-- Start --
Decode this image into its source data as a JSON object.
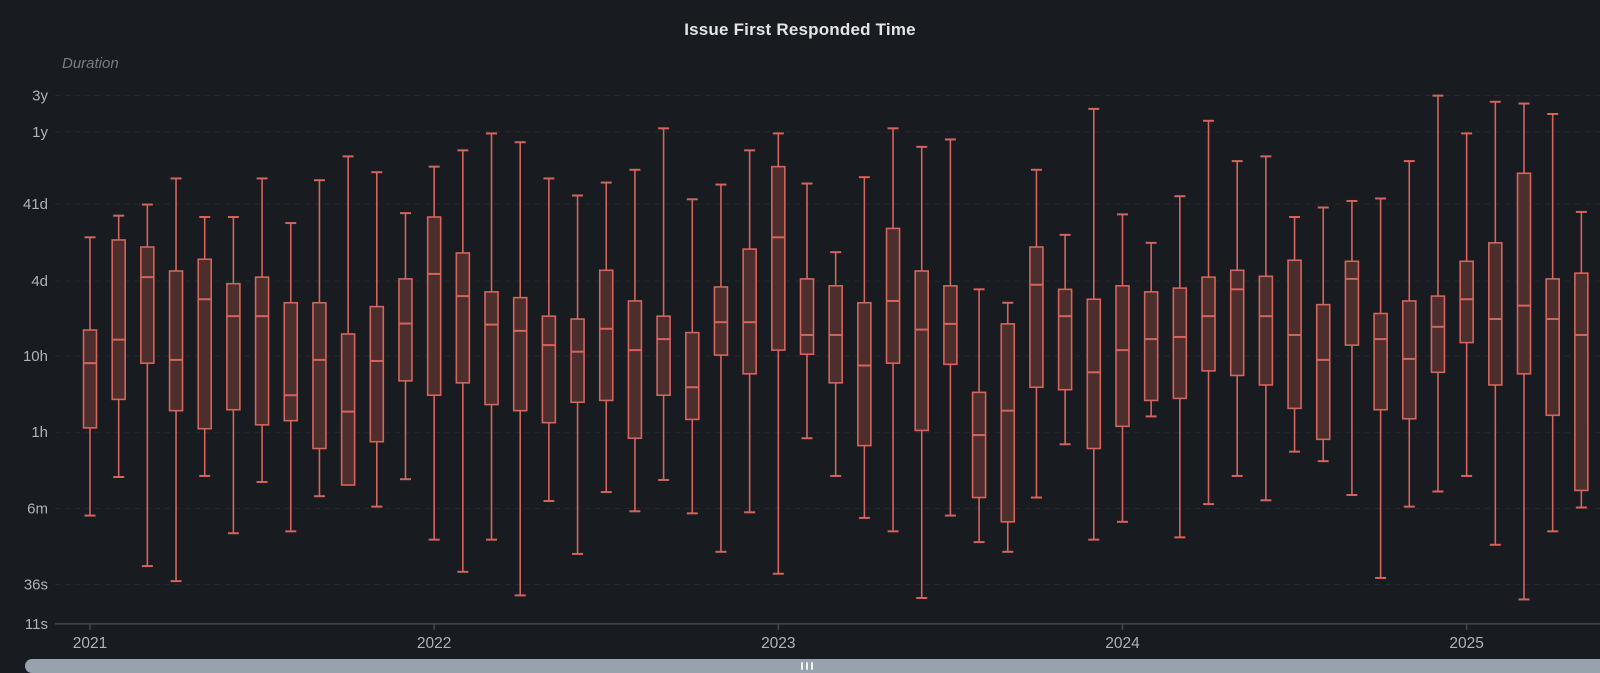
{
  "panel": {
    "title": "Issue First Responded Time",
    "y_axis_label": "Duration",
    "colors": {
      "background": "#181b1f",
      "title_text": "#e3e4e6",
      "axis_text": "#b0b3b6",
      "axis_title_text": "#787d84",
      "box_border": "#d4645e",
      "box_fill": "#4c2e2d",
      "grid_line": "rgba(255,255,255,0.07)",
      "axis_line": "#44474b",
      "scrollbar": "#98a1ae"
    }
  },
  "chart_data": {
    "type": "boxplot",
    "title": "Issue First Responded Time",
    "ylabel": "Duration",
    "xlabel": "",
    "y_scale": "log",
    "unit": "seconds",
    "grid": "horizontal-dashed",
    "stats_order": [
      "min",
      "q1",
      "median",
      "q3",
      "max"
    ],
    "y_ticks": [
      {
        "label": "3y",
        "seconds": 94608000
      },
      {
        "label": "1y",
        "seconds": 31536000
      },
      {
        "label": "41d",
        "seconds": 3542400
      },
      {
        "label": "4d",
        "seconds": 345600
      },
      {
        "label": "10h",
        "seconds": 36000
      },
      {
        "label": "1h",
        "seconds": 3600
      },
      {
        "label": "6m",
        "seconds": 360
      },
      {
        "label": "36s",
        "seconds": 36
      },
      {
        "label": "11s",
        "seconds": 11
      }
    ],
    "x_year_labels": [
      "2021",
      "2022",
      "2023",
      "2024",
      "2025"
    ],
    "categories": [
      "2021-01",
      "2021-02",
      "2021-03",
      "2021-04",
      "2021-05",
      "2021-06",
      "2021-07",
      "2021-08",
      "2021-09",
      "2021-10",
      "2021-11",
      "2021-12",
      "2022-01",
      "2022-02",
      "2022-03",
      "2022-04",
      "2022-05",
      "2022-06",
      "2022-07",
      "2022-08",
      "2022-09",
      "2022-10",
      "2022-11",
      "2022-12",
      "2023-01",
      "2023-02",
      "2023-03",
      "2023-04",
      "2023-05",
      "2023-06",
      "2023-07",
      "2023-08",
      "2023-09",
      "2023-10",
      "2023-11",
      "2023-12",
      "2024-01",
      "2024-02",
      "2024-03",
      "2024-04",
      "2024-05",
      "2024-06",
      "2024-07",
      "2024-08",
      "2024-09",
      "2024-10",
      "2024-11",
      "2024-12",
      "2025-01",
      "2025-02",
      "2025-03",
      "2025-04",
      "2025-05"
    ],
    "values": [
      [
        290,
        4100,
        29000,
        79000,
        1300000
      ],
      [
        930,
        9700,
        59000,
        1200000,
        2500000
      ],
      [
        63,
        29000,
        390000,
        970000,
        3500000
      ],
      [
        40,
        6900,
        32000,
        470000,
        7700000
      ],
      [
        960,
        4000,
        200000,
        670000,
        2400000
      ],
      [
        170,
        7100,
        120000,
        320000,
        2400000
      ],
      [
        800,
        4500,
        120000,
        390000,
        7700000
      ],
      [
        180,
        5100,
        11000,
        180000,
        2000000
      ],
      [
        520,
        2200,
        32000,
        180000,
        7300000
      ],
      [
        730,
        730,
        6700,
        70000,
        15000000
      ],
      [
        380,
        2700,
        31000,
        160000,
        9300000
      ],
      [
        870,
        17000,
        96000,
        370000,
        2700000
      ],
      [
        140,
        11000,
        430000,
        2400000,
        11000000
      ],
      [
        53,
        16000,
        220000,
        810000,
        18000000
      ],
      [
        140,
        8300,
        93000,
        250000,
        30000000
      ],
      [
        26,
        6900,
        77000,
        210000,
        23000000
      ],
      [
        450,
        4800,
        50000,
        120000,
        7700000
      ],
      [
        91,
        8900,
        41000,
        110000,
        4600000
      ],
      [
        590,
        9400,
        82000,
        480000,
        6800000
      ],
      [
        330,
        3000,
        43000,
        190000,
        10000000
      ],
      [
        850,
        11000,
        60000,
        120000,
        35000000
      ],
      [
        310,
        5300,
        14000,
        73000,
        4100000
      ],
      [
        97,
        37000,
        100000,
        290000,
        6400000
      ],
      [
        320,
        21000,
        100000,
        910000,
        18000000
      ],
      [
        50,
        43000,
        1300000,
        11000000,
        30000000
      ],
      [
        3000,
        38000,
        68000,
        370000,
        6600000
      ],
      [
        960,
        16000,
        68000,
        300000,
        830000
      ],
      [
        270,
        2400,
        27000,
        180000,
        8000000
      ],
      [
        180,
        29000,
        190000,
        1700000,
        35000000
      ],
      [
        24,
        3800,
        80000,
        470000,
        20000000
      ],
      [
        290,
        28000,
        95000,
        300000,
        25000000
      ],
      [
        130,
        500,
        3300,
        12000,
        270000
      ],
      [
        97,
        240,
        6900,
        95000,
        180000
      ],
      [
        500,
        14000,
        310000,
        970000,
        10000000
      ],
      [
        2500,
        13000,
        120000,
        270000,
        1400000
      ],
      [
        140,
        2200,
        22000,
        200000,
        63000000
      ],
      [
        240,
        4300,
        43000,
        300000,
        2600000
      ],
      [
        5800,
        9400,
        60000,
        250000,
        1100000
      ],
      [
        150,
        10000,
        64000,
        280000,
        4500000
      ],
      [
        410,
        23000,
        120000,
        390000,
        44000000
      ],
      [
        960,
        20000,
        270000,
        480000,
        13000000
      ],
      [
        460,
        15000,
        120000,
        400000,
        15000000
      ],
      [
        2000,
        7400,
        68000,
        650000,
        2400000
      ],
      [
        1500,
        2900,
        32000,
        170000,
        3200000
      ],
      [
        540,
        50000,
        370000,
        630000,
        3900000
      ],
      [
        44,
        7100,
        60000,
        130000,
        4200000
      ],
      [
        380,
        5400,
        33000,
        190000,
        13000000
      ],
      [
        600,
        22000,
        87000,
        220000,
        94000000
      ],
      [
        960,
        54000,
        200000,
        630000,
        30000000
      ],
      [
        120,
        15000,
        110000,
        1100000,
        78000000
      ],
      [
        23,
        21000,
        165000,
        9000000,
        74000000
      ],
      [
        180,
        6000,
        110000,
        370000,
        54000000
      ],
      [
        370,
        620,
        68000,
        440000,
        2800000
      ]
    ]
  }
}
-- End --
◆ **Do this**
Each entry shown above must be quoted exactly, with its pictures left out.

◆ **Response below**
Decode this image into its source data as a JSON object.
{
  "panel": {
    "title": "Issue First Responded Time",
    "y_axis_label": "Duration",
    "colors": {
      "background": "#181b1f",
      "title_text": "#e3e4e6",
      "axis_text": "#b0b3b6",
      "axis_title_text": "#787d84",
      "box_border": "#d4645e",
      "box_fill": "#4c2e2d",
      "grid_line": "rgba(255,255,255,0.07)",
      "axis_line": "#44474b",
      "scrollbar": "#98a1ae"
    }
  },
  "chart_data": {
    "type": "boxplot",
    "title": "Issue First Responded Time",
    "ylabel": "Duration",
    "xlabel": "",
    "y_scale": "log",
    "unit": "seconds",
    "grid": "horizontal-dashed",
    "stats_order": [
      "min",
      "q1",
      "median",
      "q3",
      "max"
    ],
    "y_ticks": [
      {
        "label": "3y",
        "seconds": 94608000
      },
      {
        "label": "1y",
        "seconds": 31536000
      },
      {
        "label": "41d",
        "seconds": 3542400
      },
      {
        "label": "4d",
        "seconds": 345600
      },
      {
        "label": "10h",
        "seconds": 36000
      },
      {
        "label": "1h",
        "seconds": 3600
      },
      {
        "label": "6m",
        "seconds": 360
      },
      {
        "label": "36s",
        "seconds": 36
      },
      {
        "label": "11s",
        "seconds": 11
      }
    ],
    "x_year_labels": [
      "2021",
      "2022",
      "2023",
      "2024",
      "2025"
    ],
    "categories": [
      "2021-01",
      "2021-02",
      "2021-03",
      "2021-04",
      "2021-05",
      "2021-06",
      "2021-07",
      "2021-08",
      "2021-09",
      "2021-10",
      "2021-11",
      "2021-12",
      "2022-01",
      "2022-02",
      "2022-03",
      "2022-04",
      "2022-05",
      "2022-06",
      "2022-07",
      "2022-08",
      "2022-09",
      "2022-10",
      "2022-11",
      "2022-12",
      "2023-01",
      "2023-02",
      "2023-03",
      "2023-04",
      "2023-05",
      "2023-06",
      "2023-07",
      "2023-08",
      "2023-09",
      "2023-10",
      "2023-11",
      "2023-12",
      "2024-01",
      "2024-02",
      "2024-03",
      "2024-04",
      "2024-05",
      "2024-06",
      "2024-07",
      "2024-08",
      "2024-09",
      "2024-10",
      "2024-11",
      "2024-12",
      "2025-01",
      "2025-02",
      "2025-03",
      "2025-04",
      "2025-05"
    ],
    "values": [
      [
        290,
        4100,
        29000,
        79000,
        1300000
      ],
      [
        930,
        9700,
        59000,
        1200000,
        2500000
      ],
      [
        63,
        29000,
        390000,
        970000,
        3500000
      ],
      [
        40,
        6900,
        32000,
        470000,
        7700000
      ],
      [
        960,
        4000,
        200000,
        670000,
        2400000
      ],
      [
        170,
        7100,
        120000,
        320000,
        2400000
      ],
      [
        800,
        4500,
        120000,
        390000,
        7700000
      ],
      [
        180,
        5100,
        11000,
        180000,
        2000000
      ],
      [
        520,
        2200,
        32000,
        180000,
        7300000
      ],
      [
        730,
        730,
        6700,
        70000,
        15000000
      ],
      [
        380,
        2700,
        31000,
        160000,
        9300000
      ],
      [
        870,
        17000,
        96000,
        370000,
        2700000
      ],
      [
        140,
        11000,
        430000,
        2400000,
        11000000
      ],
      [
        53,
        16000,
        220000,
        810000,
        18000000
      ],
      [
        140,
        8300,
        93000,
        250000,
        30000000
      ],
      [
        26,
        6900,
        77000,
        210000,
        23000000
      ],
      [
        450,
        4800,
        50000,
        120000,
        7700000
      ],
      [
        91,
        8900,
        41000,
        110000,
        4600000
      ],
      [
        590,
        9400,
        82000,
        480000,
        6800000
      ],
      [
        330,
        3000,
        43000,
        190000,
        10000000
      ],
      [
        850,
        11000,
        60000,
        120000,
        35000000
      ],
      [
        310,
        5300,
        14000,
        73000,
        4100000
      ],
      [
        97,
        37000,
        100000,
        290000,
        6400000
      ],
      [
        320,
        21000,
        100000,
        910000,
        18000000
      ],
      [
        50,
        43000,
        1300000,
        11000000,
        30000000
      ],
      [
        3000,
        38000,
        68000,
        370000,
        6600000
      ],
      [
        960,
        16000,
        68000,
        300000,
        830000
      ],
      [
        270,
        2400,
        27000,
        180000,
        8000000
      ],
      [
        180,
        29000,
        190000,
        1700000,
        35000000
      ],
      [
        24,
        3800,
        80000,
        470000,
        20000000
      ],
      [
        290,
        28000,
        95000,
        300000,
        25000000
      ],
      [
        130,
        500,
        3300,
        12000,
        270000
      ],
      [
        97,
        240,
        6900,
        95000,
        180000
      ],
      [
        500,
        14000,
        310000,
        970000,
        10000000
      ],
      [
        2500,
        13000,
        120000,
        270000,
        1400000
      ],
      [
        140,
        2200,
        22000,
        200000,
        63000000
      ],
      [
        240,
        4300,
        43000,
        300000,
        2600000
      ],
      [
        5800,
        9400,
        60000,
        250000,
        1100000
      ],
      [
        150,
        10000,
        64000,
        280000,
        4500000
      ],
      [
        410,
        23000,
        120000,
        390000,
        44000000
      ],
      [
        960,
        20000,
        270000,
        480000,
        13000000
      ],
      [
        460,
        15000,
        120000,
        400000,
        15000000
      ],
      [
        2000,
        7400,
        68000,
        650000,
        2400000
      ],
      [
        1500,
        2900,
        32000,
        170000,
        3200000
      ],
      [
        540,
        50000,
        370000,
        630000,
        3900000
      ],
      [
        44,
        7100,
        60000,
        130000,
        4200000
      ],
      [
        380,
        5400,
        33000,
        190000,
        13000000
      ],
      [
        600,
        22000,
        87000,
        220000,
        94000000
      ],
      [
        960,
        54000,
        200000,
        630000,
        30000000
      ],
      [
        120,
        15000,
        110000,
        1100000,
        78000000
      ],
      [
        23,
        21000,
        165000,
        9000000,
        74000000
      ],
      [
        180,
        6000,
        110000,
        370000,
        54000000
      ],
      [
        370,
        620,
        68000,
        440000,
        2800000
      ]
    ]
  }
}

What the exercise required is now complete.